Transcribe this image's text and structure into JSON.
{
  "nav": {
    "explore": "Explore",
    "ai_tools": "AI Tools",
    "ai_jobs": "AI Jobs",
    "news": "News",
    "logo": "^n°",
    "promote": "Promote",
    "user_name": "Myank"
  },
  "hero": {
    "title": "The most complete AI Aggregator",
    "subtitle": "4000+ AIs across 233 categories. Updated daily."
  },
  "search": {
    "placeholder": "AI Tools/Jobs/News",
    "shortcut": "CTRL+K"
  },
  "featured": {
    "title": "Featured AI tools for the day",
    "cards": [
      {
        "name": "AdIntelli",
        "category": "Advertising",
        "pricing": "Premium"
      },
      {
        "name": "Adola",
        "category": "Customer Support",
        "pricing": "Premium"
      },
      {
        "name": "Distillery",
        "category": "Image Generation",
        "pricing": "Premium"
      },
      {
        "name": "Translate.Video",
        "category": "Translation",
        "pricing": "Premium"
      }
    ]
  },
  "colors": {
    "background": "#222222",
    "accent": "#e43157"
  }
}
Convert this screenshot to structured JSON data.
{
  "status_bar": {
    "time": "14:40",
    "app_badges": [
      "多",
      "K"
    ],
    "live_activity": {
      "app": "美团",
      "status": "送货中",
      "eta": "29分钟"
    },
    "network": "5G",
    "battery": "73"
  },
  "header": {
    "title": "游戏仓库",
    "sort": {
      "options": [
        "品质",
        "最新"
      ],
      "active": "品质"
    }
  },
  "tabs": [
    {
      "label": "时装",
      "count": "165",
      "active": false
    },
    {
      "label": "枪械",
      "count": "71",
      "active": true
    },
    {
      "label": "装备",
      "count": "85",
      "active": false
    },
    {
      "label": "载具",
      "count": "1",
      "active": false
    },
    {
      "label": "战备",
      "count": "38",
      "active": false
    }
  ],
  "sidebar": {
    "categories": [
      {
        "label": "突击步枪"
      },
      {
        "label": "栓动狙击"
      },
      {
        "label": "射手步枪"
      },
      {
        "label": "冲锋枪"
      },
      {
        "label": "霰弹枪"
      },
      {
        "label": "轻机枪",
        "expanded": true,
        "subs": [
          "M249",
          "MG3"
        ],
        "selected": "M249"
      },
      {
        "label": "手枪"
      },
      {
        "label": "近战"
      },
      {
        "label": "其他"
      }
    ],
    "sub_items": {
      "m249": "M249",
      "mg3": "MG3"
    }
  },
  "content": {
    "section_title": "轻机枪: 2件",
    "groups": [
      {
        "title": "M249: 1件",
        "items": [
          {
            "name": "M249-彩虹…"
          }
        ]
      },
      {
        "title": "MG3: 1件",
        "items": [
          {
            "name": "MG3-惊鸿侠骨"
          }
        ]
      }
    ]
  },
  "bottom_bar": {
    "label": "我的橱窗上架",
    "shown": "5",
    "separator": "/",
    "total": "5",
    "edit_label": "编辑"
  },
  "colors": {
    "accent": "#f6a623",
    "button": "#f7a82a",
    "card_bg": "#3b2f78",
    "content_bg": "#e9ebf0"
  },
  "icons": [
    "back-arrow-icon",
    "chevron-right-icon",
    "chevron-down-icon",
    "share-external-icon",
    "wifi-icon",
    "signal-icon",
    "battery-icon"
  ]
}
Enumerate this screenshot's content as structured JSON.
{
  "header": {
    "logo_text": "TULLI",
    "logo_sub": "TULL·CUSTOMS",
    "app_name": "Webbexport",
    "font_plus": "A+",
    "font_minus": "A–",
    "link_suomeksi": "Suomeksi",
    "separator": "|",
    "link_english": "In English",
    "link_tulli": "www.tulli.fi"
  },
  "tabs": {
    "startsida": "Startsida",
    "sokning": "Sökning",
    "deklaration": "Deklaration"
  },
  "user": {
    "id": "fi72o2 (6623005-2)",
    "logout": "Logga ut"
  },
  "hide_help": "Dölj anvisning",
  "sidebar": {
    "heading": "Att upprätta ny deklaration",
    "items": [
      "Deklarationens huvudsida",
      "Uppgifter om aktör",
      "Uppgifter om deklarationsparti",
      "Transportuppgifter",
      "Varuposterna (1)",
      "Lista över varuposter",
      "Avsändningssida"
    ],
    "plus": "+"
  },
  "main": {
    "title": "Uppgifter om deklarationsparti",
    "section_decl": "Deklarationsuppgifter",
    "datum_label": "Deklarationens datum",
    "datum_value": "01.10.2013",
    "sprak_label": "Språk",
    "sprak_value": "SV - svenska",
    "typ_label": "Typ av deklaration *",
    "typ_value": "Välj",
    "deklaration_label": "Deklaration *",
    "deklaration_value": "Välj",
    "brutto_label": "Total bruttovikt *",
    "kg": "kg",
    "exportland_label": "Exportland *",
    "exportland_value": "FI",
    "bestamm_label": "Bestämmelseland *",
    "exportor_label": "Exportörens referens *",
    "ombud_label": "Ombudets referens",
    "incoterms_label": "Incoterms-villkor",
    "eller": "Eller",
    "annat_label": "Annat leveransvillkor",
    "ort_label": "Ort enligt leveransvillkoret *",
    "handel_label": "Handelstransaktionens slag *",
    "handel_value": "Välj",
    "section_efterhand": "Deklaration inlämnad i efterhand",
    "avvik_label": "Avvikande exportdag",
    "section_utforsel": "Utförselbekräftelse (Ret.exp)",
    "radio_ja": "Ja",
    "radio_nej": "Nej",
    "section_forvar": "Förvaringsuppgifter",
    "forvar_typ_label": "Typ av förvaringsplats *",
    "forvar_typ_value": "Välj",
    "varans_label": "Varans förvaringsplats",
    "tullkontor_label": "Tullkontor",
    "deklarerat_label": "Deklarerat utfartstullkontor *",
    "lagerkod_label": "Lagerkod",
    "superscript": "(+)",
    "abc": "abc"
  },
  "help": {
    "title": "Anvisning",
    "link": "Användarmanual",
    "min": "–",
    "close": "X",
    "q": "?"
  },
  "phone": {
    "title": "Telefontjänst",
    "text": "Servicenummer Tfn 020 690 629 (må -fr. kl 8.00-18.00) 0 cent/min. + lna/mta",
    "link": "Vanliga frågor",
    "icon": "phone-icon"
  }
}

============

__What the task requires__. Restate the whole of the material exactly.

__Solution to the problem__.
Transcribe this image's text and structure into JSON.
{
  "nav": {
    "explore": "Explore",
    "ai_tools": "AI Tools",
    "ai_jobs": "AI Jobs",
    "news": "News",
    "logo": "^n°",
    "promote": "Promote",
    "user_name": "Myank"
  },
  "hero": {
    "title": "The most complete AI Aggregator",
    "subtitle": "4000+ AIs across 233 categories. Updated daily."
  },
  "search": {
    "placeholder": "AI Tools/Jobs/News",
    "shortcut": "CTRL+K"
  },
  "featured": {
    "title": "Featured AI tools for the day",
    "cards": [
      {
        "name": "AdIntelli",
        "category": "Advertising",
        "pricing": "Premium"
      },
      {
        "name": "Adola",
        "category": "Customer Support",
        "pricing": "Premium"
      },
      {
        "name": "Distillery",
        "category": "Image Generation",
        "pricing": "Premium"
      },
      {
        "name": "Translate.Video",
        "category": "Translation",
        "pricing": "Premium"
      }
    ]
  },
  "colors": {
    "background": "#222222",
    "accent": "#e43157"
  }
}
Convert this screenshot to structured JSON data.
{
  "status_bar": {
    "time": "14:40",
    "app_badges": [
      "多",
      "K"
    ],
    "live_activity": {
      "app": "美团",
      "status": "送货中",
      "eta": "29分钟"
    },
    "network": "5G",
    "battery": "73"
  },
  "header": {
    "title": "游戏仓库",
    "sort": {
      "options": [
        "品质",
        "最新"
      ],
      "active": "品质"
    }
  },
  "tabs": [
    {
      "label": "时装",
      "count": "165",
      "active": false
    },
    {
      "label": "枪械",
      "count": "71",
      "active": true
    },
    {
      "label": "装备",
      "count": "85",
      "active": false
    },
    {
      "label": "载具",
      "count": "1",
      "active": false
    },
    {
      "label": "战备",
      "count": "38",
      "active": false
    }
  ],
  "sidebar": {
    "categories": [
      {
        "label": "突击步枪"
      },
      {
        "label": "栓动狙击"
      },
      {
        "label": "射手步枪"
      },
      {
        "label": "冲锋枪"
      },
      {
        "label": "霰弹枪"
      },
      {
        "label": "轻机枪",
        "expanded": true,
        "subs": [
          "M249",
          "MG3"
        ],
        "selected": "M249"
      },
      {
        "label": "手枪"
      },
      {
        "label": "近战"
      },
      {
        "label": "其他"
      }
    ],
    "sub_items": {
      "m249": "M249",
      "mg3": "MG3"
    }
  },
  "content": {
    "section_title": "轻机枪: 2件",
    "groups": [
      {
        "title": "M249: 1件",
        "items": [
          {
            "name": "M249-彩虹…"
          }
        ]
      },
      {
        "title": "MG3: 1件",
        "items": [
          {
            "name": "MG3-惊鸿侠骨"
          }
        ]
      }
    ]
  },
  "bottom_bar": {
    "label": "我的橱窗上架",
    "shown": "5",
    "separator": "/",
    "total": "5",
    "edit_label": "编辑"
  },
  "colors": {
    "accent": "#f6a623",
    "button": "#f7a82a",
    "card_bg": "#3b2f78",
    "content_bg": "#e9ebf0"
  },
  "icons": [
    "back-arrow-icon",
    "chevron-right-icon",
    "chevron-down-icon",
    "share-external-icon",
    "wifi-icon",
    "signal-icon",
    "battery-icon"
  ]
}
Enumerate this screenshot's content as structured JSON.
{
  "header": {
    "logo_text": "TULLI",
    "logo_sub": "TULL·CUSTOMS",
    "app_name": "Webbexport",
    "font_plus": "A+",
    "font_minus": "A–",
    "link_suomeksi": "Suomeksi",
    "separator": "|",
    "link_english": "In English",
    "link_tulli": "www.tulli.fi"
  },
  "tabs": {
    "startsida": "Startsida",
    "sokning": "Sökning",
    "deklaration": "Deklaration"
  },
  "user": {
    "id": "fi72o2 (6623005-2)",
    "logout": "Logga ut"
  },
  "hide_help": "Dölj anvisning",
  "sidebar": {
    "heading": "Att upprätta ny deklaration",
    "items": [
      "Deklarationens huvudsida",
      "Uppgifter om aktör",
      "Uppgifter om deklarationsparti",
      "Transportuppgifter",
      "Varuposterna (1)",
      "Lista över varuposter",
      "Avsändningssida"
    ],
    "plus": "+"
  },
  "main": {
    "title": "Uppgifter om deklarationsparti",
    "section_decl": "Deklarationsuppgifter",
    "datum_label": "Deklarationens datum",
    "datum_value": "01.10.2013",
    "sprak_label": "Språk",
    "sprak_value": "SV - svenska",
    "typ_label": "Typ av deklaration *",
    "typ_value": "Välj",
    "deklaration_label": "Deklaration *",
    "deklaration_value": "Välj",
    "brutto_label": "Total bruttovikt *",
    "kg": "kg",
    "exportland_label": "Exportland *",
    "exportland_value": "FI",
    "bestamm_label": "Bestämmelseland *",
    "exportor_label": "Exportörens referens *",
    "ombud_label": "Ombudets referens",
    "incoterms_label": "Incoterms-villkor",
    "eller": "Eller",
    "annat_label": "Annat leveransvillkor",
    "ort_label": "Ort enligt leveransvillkoret *",
    "handel_label": "Handelstransaktionens slag *",
    "handel_value": "Välj",
    "section_efterhand": "Deklaration inlämnad i efterhand",
    "avvik_label": "Avvikande exportdag",
    "section_utforsel": "Utförselbekräftelse (Ret.exp)",
    "radio_ja": "Ja",
    "radio_nej": "Nej",
    "section_forvar": "Förvaringsuppgifter",
    "forvar_typ_label": "Typ av förvaringsplats *",
    "forvar_typ_value": "Välj",
    "varans_label": "Varans förvaringsplats",
    "tullkontor_label": "Tullkontor",
    "deklarerat_label": "Deklarerat utfartstullkontor *",
    "lagerkod_label": "Lagerkod",
    "superscript": "(+)",
    "abc": "abc"
  },
  "help": {
    "title": "Anvisning",
    "link": "Användarmanual",
    "min": "–",
    "close": "X",
    "q": "?"
  },
  "phone": {
    "title": "Telefontjänst",
    "text": "Servicenummer Tfn 020 690 629 (må -fr. kl 8.00-18.00) 0 cent/min. + lna/mta",
    "link": "Vanliga frågor",
    "icon": "phone-icon"
  }
}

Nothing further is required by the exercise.